The exercise: Leaving out the pictures, transcribe all of the records faithfully.

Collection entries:

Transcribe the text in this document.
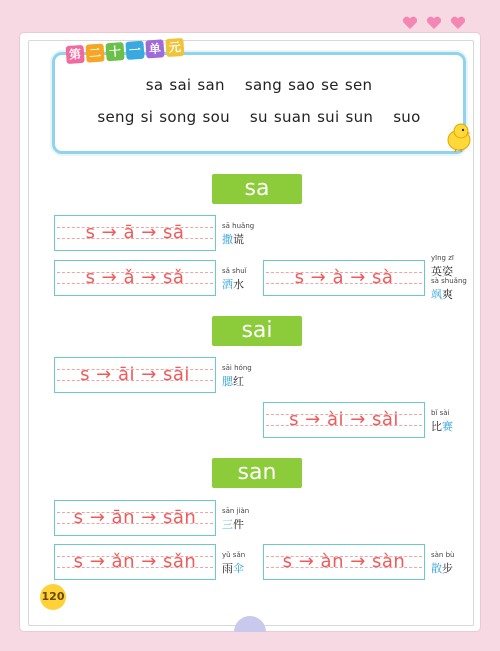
第 二 十 一 单 元
sa sai san sang sao se sen
seng si song sou su suan sui sun suo
sa
sai
san
s → ā → sā	sā huǎng
撒谎
s → ǎ → sǎ	sǎ shuǐ
洒水	s → à → sà
yīng zī
英姿
sà shuǎng
飒爽
s → āi → sāi	sāi hóng
腮红
s → ài → sài	bǐ sài
比赛
s → ān → sān	sān jiàn
三件
s → ǎn → sǎn	yǔ sǎn
雨伞	s → àn → sàn	sàn bù
散步
120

Answer to this exercise:
Transcribe the text in this document.
第 二 十 一 单 元
sa sai san sang sao se sen
seng si song sou su suan sui sun suo
sa
sai
san
s → ā → sā	sā huǎng
撒谎
s → ǎ → sǎ	sǎ shuǐ
洒水	s → à → sà
yīng zī
英姿
sà shuǎng
飒爽
s → āi → sāi	sāi hóng
腮红
s → ài → sài	bǐ sài
比赛
s → ān → sān	sān jiàn
三件
s → ǎn → sǎn	yǔ sǎn
雨伞	s → àn → sàn	sàn bù
散步
120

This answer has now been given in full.